Data entries:
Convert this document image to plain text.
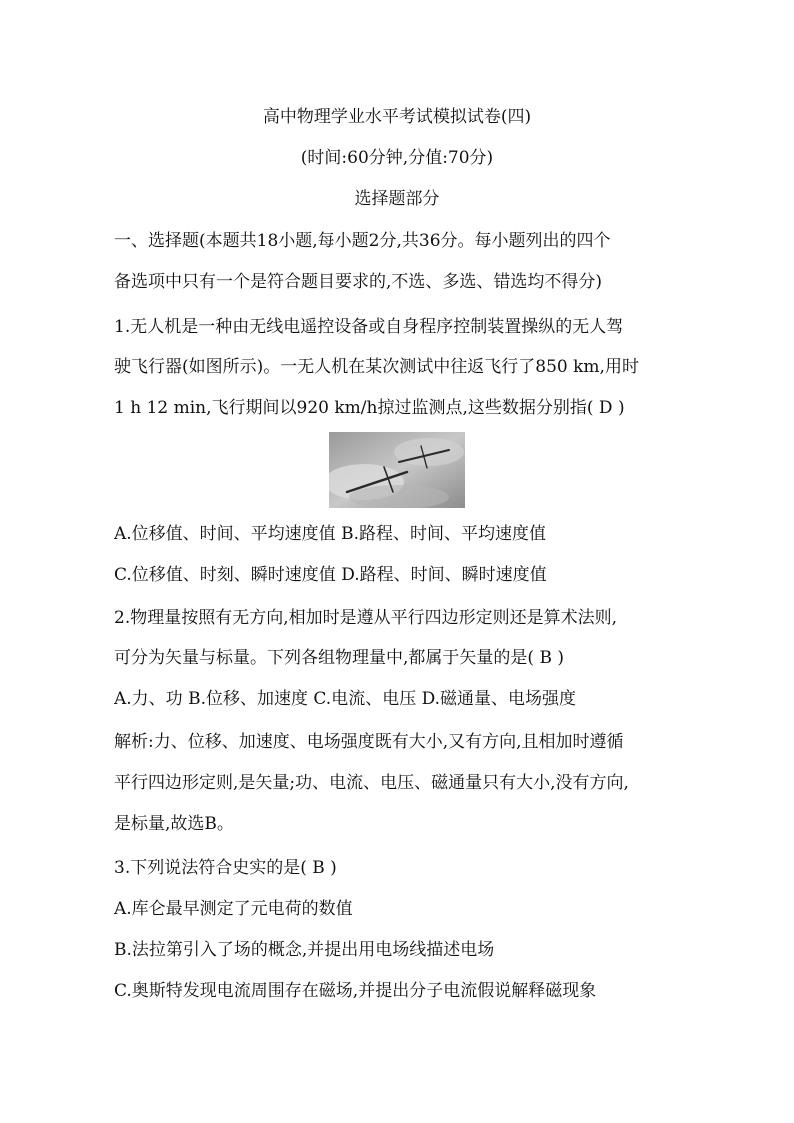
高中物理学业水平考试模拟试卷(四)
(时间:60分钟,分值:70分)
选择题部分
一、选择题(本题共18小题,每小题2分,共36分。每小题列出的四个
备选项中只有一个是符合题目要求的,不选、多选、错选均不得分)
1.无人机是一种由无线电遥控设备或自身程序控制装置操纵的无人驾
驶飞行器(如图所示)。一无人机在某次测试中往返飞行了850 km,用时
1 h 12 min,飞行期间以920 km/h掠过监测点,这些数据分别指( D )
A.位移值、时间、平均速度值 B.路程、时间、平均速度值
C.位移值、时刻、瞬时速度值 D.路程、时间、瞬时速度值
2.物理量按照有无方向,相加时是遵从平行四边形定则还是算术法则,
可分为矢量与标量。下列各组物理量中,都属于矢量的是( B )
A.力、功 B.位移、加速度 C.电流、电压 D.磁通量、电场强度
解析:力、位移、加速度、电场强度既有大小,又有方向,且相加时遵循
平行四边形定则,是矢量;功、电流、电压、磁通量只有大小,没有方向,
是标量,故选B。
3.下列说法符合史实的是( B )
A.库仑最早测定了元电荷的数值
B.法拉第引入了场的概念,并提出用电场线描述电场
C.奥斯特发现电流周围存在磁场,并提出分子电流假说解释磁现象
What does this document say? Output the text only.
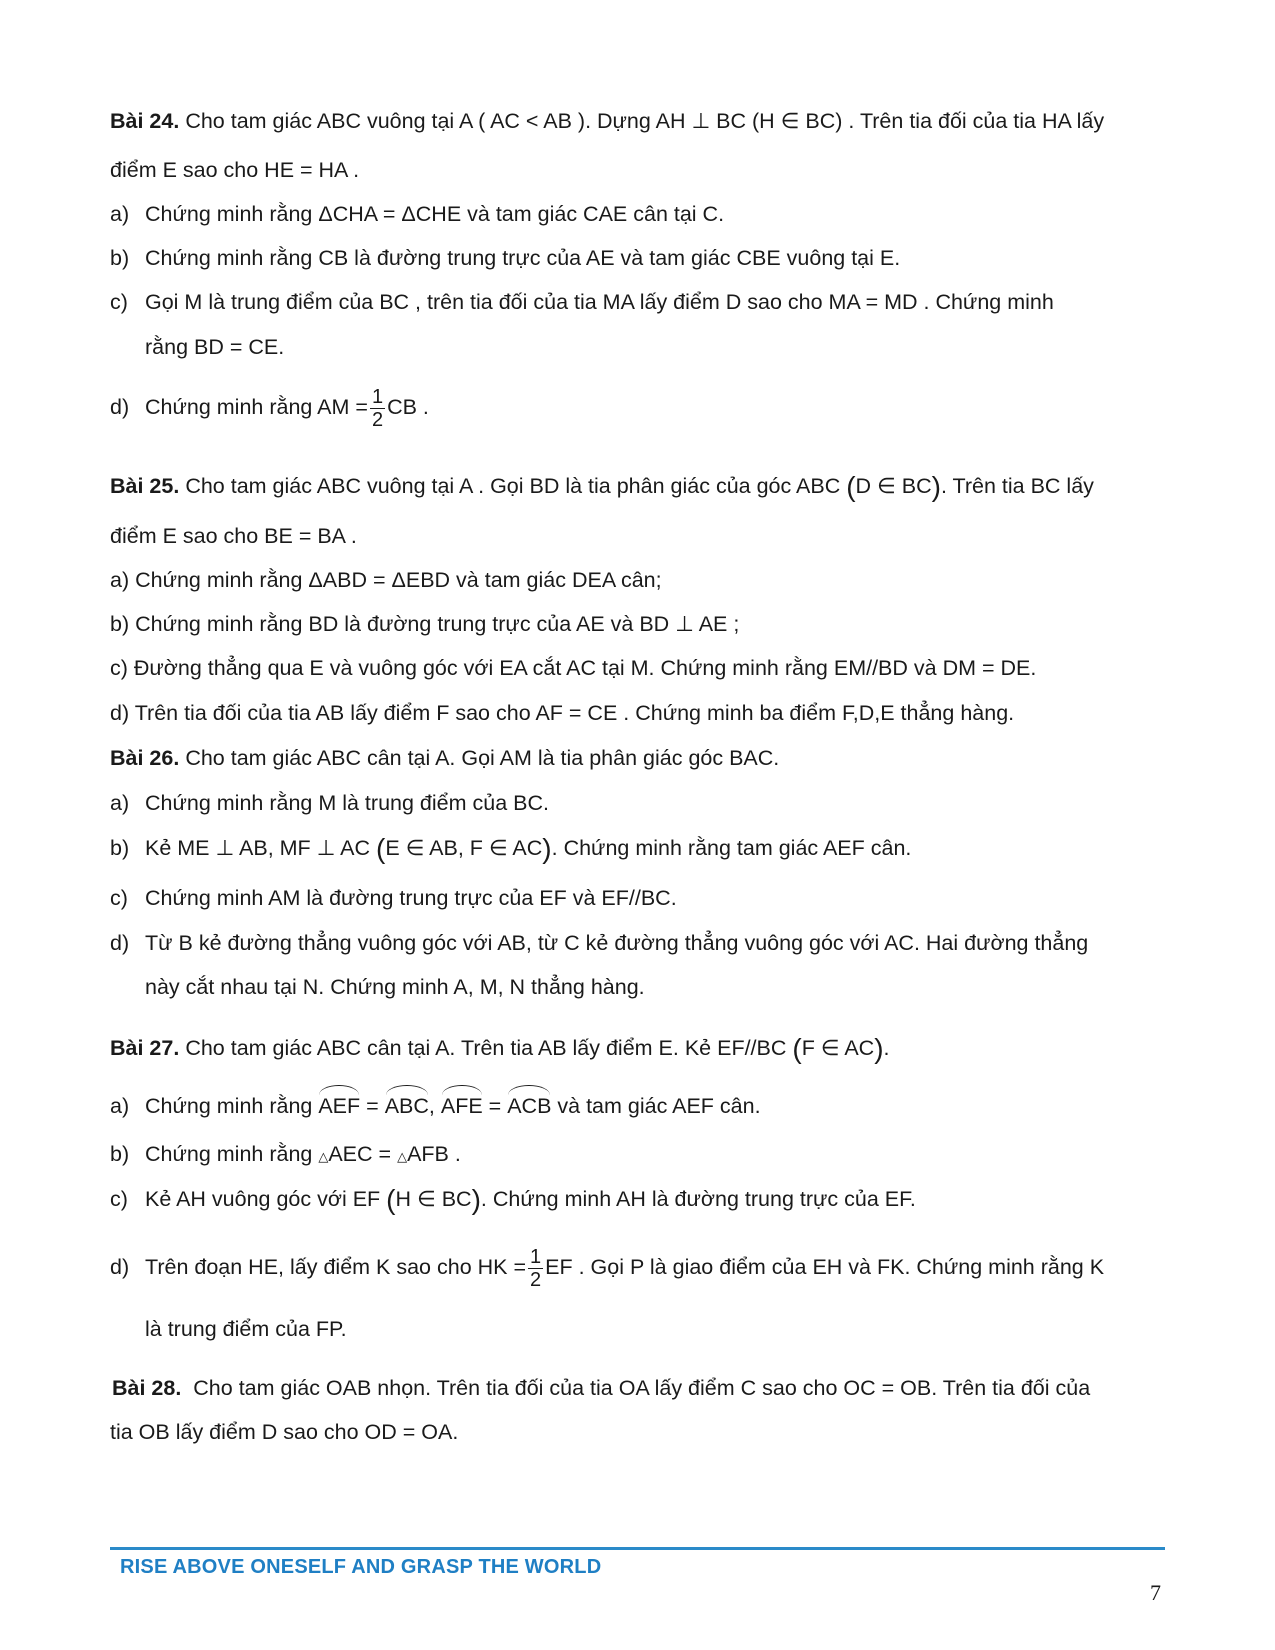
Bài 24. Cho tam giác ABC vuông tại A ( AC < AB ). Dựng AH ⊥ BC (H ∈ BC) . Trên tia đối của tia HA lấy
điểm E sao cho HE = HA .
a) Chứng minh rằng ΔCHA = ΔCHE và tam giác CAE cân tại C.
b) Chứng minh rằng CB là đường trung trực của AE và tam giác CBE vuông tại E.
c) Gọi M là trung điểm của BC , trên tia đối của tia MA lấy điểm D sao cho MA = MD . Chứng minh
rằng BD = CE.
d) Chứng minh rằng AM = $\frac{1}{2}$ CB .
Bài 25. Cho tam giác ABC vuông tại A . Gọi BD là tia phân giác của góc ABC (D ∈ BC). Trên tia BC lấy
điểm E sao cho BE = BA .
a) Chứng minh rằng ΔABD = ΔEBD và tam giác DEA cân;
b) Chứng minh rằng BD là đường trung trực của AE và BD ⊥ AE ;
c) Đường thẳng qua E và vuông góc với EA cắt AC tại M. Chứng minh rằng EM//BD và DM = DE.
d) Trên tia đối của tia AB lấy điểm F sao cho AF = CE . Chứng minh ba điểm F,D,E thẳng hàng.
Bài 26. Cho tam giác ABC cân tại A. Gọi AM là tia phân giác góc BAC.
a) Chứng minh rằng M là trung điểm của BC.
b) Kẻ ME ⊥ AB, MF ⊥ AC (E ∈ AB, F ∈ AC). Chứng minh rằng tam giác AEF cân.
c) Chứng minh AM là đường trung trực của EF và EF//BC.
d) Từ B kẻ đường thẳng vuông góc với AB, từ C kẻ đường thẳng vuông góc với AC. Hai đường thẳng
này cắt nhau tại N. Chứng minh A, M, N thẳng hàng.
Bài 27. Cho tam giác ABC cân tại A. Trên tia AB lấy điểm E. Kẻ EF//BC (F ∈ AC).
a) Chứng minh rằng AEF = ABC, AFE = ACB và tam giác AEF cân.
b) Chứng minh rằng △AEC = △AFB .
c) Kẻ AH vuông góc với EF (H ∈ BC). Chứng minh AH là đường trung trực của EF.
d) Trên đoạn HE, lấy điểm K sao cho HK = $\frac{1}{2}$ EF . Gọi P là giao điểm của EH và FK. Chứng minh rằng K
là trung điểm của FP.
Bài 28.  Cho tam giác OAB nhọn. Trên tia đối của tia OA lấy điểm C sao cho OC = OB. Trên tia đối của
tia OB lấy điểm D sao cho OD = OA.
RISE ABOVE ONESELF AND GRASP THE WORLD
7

■ **Exercise**: Give back each entry exactly as it appears, with no pictures.

■ **Solution to this task**:
Convert this document image to plain text.
高中物理学业水平考试模拟试卷(四)
(时间:60分钟,分值:70分)
选择题部分
一、选择题(本题共18小题,每小题2分,共36分。每小题列出的四个
备选项中只有一个是符合题目要求的,不选、多选、错选均不得分)
1.无人机是一种由无线电遥控设备或自身程序控制装置操纵的无人驾
驶飞行器(如图所示)。一无人机在某次测试中往返飞行了850 km,用时
1 h 12 min,飞行期间以920 km/h掠过监测点,这些数据分别指( D )
A.位移值、时间、平均速度值 B.路程、时间、平均速度值
C.位移值、时刻、瞬时速度值 D.路程、时间、瞬时速度值
2.物理量按照有无方向,相加时是遵从平行四边形定则还是算术法则,
可分为矢量与标量。下列各组物理量中,都属于矢量的是( B )
A.力、功 B.位移、加速度 C.电流、电压 D.磁通量、电场强度
解析:力、位移、加速度、电场强度既有大小,又有方向,且相加时遵循
平行四边形定则,是矢量;功、电流、电压、磁通量只有大小,没有方向,
是标量,故选B。
3.下列说法符合史实的是( B )
A.库仑最早测定了元电荷的数值
B.法拉第引入了场的概念,并提出用电场线描述电场
C.奥斯特发现电流周围存在磁场,并提出分子电流假说解释磁现象
What does this document say? Output the text only.
Bài 24. Cho tam giác ABC vuông tại A ( AC < AB ). Dựng AH ⊥ BC (H ∈ BC) . Trên tia đối của tia HA lấy
điểm E sao cho HE = HA .
a) Chứng minh rằng ΔCHA = ΔCHE và tam giác CAE cân tại C.
b) Chứng minh rằng CB là đường trung trực của AE và tam giác CBE vuông tại E.
c) Gọi M là trung điểm của BC , trên tia đối của tia MA lấy điểm D sao cho MA = MD . Chứng minh
rằng BD = CE.
d) Chứng minh rằng AM = $\frac{1}{2}$ CB .
Bài 25. Cho tam giác ABC vuông tại A . Gọi BD là tia phân giác của góc ABC (D ∈ BC). Trên tia BC lấy
điểm E sao cho BE = BA .
a) Chứng minh rằng ΔABD = ΔEBD và tam giác DEA cân;
b) Chứng minh rằng BD là đường trung trực của AE và BD ⊥ AE ;
c) Đường thẳng qua E và vuông góc với EA cắt AC tại M. Chứng minh rằng EM//BD và DM = DE.
d) Trên tia đối của tia AB lấy điểm F sao cho AF = CE . Chứng minh ba điểm F,D,E thẳng hàng.
Bài 26. Cho tam giác ABC cân tại A. Gọi AM là tia phân giác góc BAC.
a) Chứng minh rằng M là trung điểm của BC.
b) Kẻ ME ⊥ AB, MF ⊥ AC (E ∈ AB, F ∈ AC). Chứng minh rằng tam giác AEF cân.
c) Chứng minh AM là đường trung trực của EF và EF//BC.
d) Từ B kẻ đường thẳng vuông góc với AB, từ C kẻ đường thẳng vuông góc với AC. Hai đường thẳng
này cắt nhau tại N. Chứng minh A, M, N thẳng hàng.
Bài 27. Cho tam giác ABC cân tại A. Trên tia AB lấy điểm E. Kẻ EF//BC (F ∈ AC).
a) Chứng minh rằng AEF = ABC, AFE = ACB và tam giác AEF cân.
b) Chứng minh rằng △AEC = △AFB .
c) Kẻ AH vuông góc với EF (H ∈ BC). Chứng minh AH là đường trung trực của EF.
d) Trên đoạn HE, lấy điểm K sao cho HK = $\frac{1}{2}$ EF . Gọi P là giao điểm của EH và FK. Chứng minh rằng K
là trung điểm của FP.
Bài 28.  Cho tam giác OAB nhọn. Trên tia đối của tia OA lấy điểm C sao cho OC = OB. Trên tia đối của
tia OB lấy điểm D sao cho OD = OA.
RISE ABOVE ONESELF AND GRASP THE WORLD
7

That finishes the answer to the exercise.